THE PROBLEM: Give back the records below exactly, every one, with no pictures.

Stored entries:

════════════════

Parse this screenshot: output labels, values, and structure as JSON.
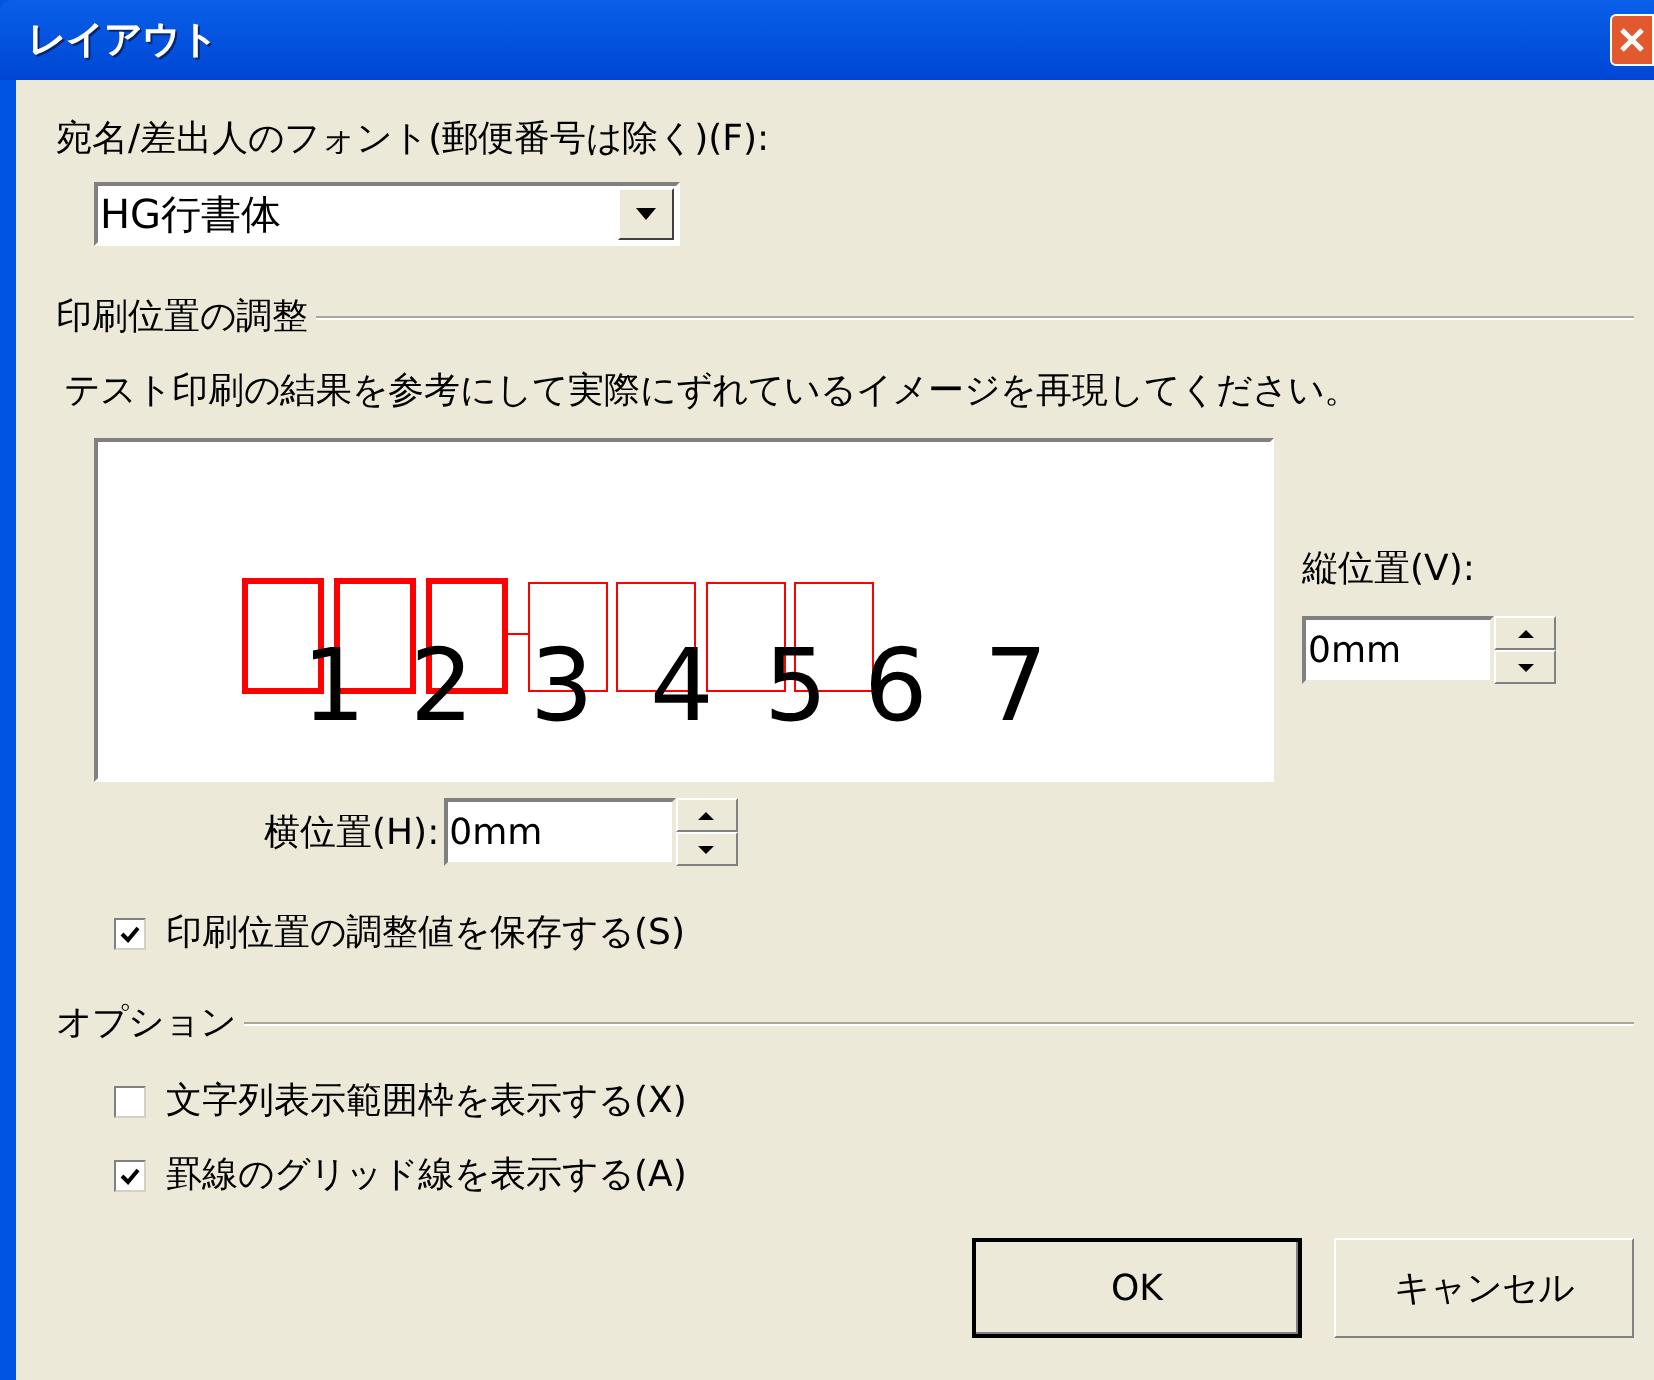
{
  "window": {
    "title": "レイアウト"
  },
  "font": {
    "label": "宛名/差出人のフォント(郵便番号は除く)(F):",
    "value": "HG行書体"
  },
  "position": {
    "group_title": "印刷位置の調整",
    "description": "テスト印刷の結果を参考にして実際にずれているイメージを再現してください。",
    "preview_digits": [
      "1",
      "2",
      "3",
      "4",
      "5",
      "6",
      "7"
    ],
    "vertical": {
      "label": "縦位置(V):",
      "value": "0mm"
    },
    "horizontal": {
      "label": "横位置(H):",
      "value": "0mm"
    },
    "save": {
      "label": "印刷位置の調整値を保存する(S)",
      "checked": true
    }
  },
  "options": {
    "group_title": "オプション",
    "items": [
      {
        "label": "文字列表示範囲枠を表示する(X)",
        "checked": false
      },
      {
        "label": "罫線のグリッド線を表示する(A)",
        "checked": true
      }
    ]
  },
  "buttons": [
    {
      "label": "OK",
      "default": true
    },
    {
      "label": "キャンセル",
      "default": false
    }
  ]
}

════════════════

REPLY TO THE TASK:
Parse this screenshot: output labels, values, and structure as JSON.
{
  "window": {
    "title": "レイアウト"
  },
  "font": {
    "label": "宛名/差出人のフォント(郵便番号は除く)(F):",
    "value": "HG行書体"
  },
  "position": {
    "group_title": "印刷位置の調整",
    "description": "テスト印刷の結果を参考にして実際にずれているイメージを再現してください。",
    "preview_digits": [
      "1",
      "2",
      "3",
      "4",
      "5",
      "6",
      "7"
    ],
    "vertical": {
      "label": "縦位置(V):",
      "value": "0mm"
    },
    "horizontal": {
      "label": "横位置(H):",
      "value": "0mm"
    },
    "save": {
      "label": "印刷位置の調整値を保存する(S)",
      "checked": true
    }
  },
  "options": {
    "group_title": "オプション",
    "items": [
      {
        "label": "文字列表示範囲枠を表示する(X)",
        "checked": false
      },
      {
        "label": "罫線のグリッド線を表示する(A)",
        "checked": true
      }
    ]
  },
  "buttons": [
    {
      "label": "OK",
      "default": true
    },
    {
      "label": "キャンセル",
      "default": false
    }
  ]
}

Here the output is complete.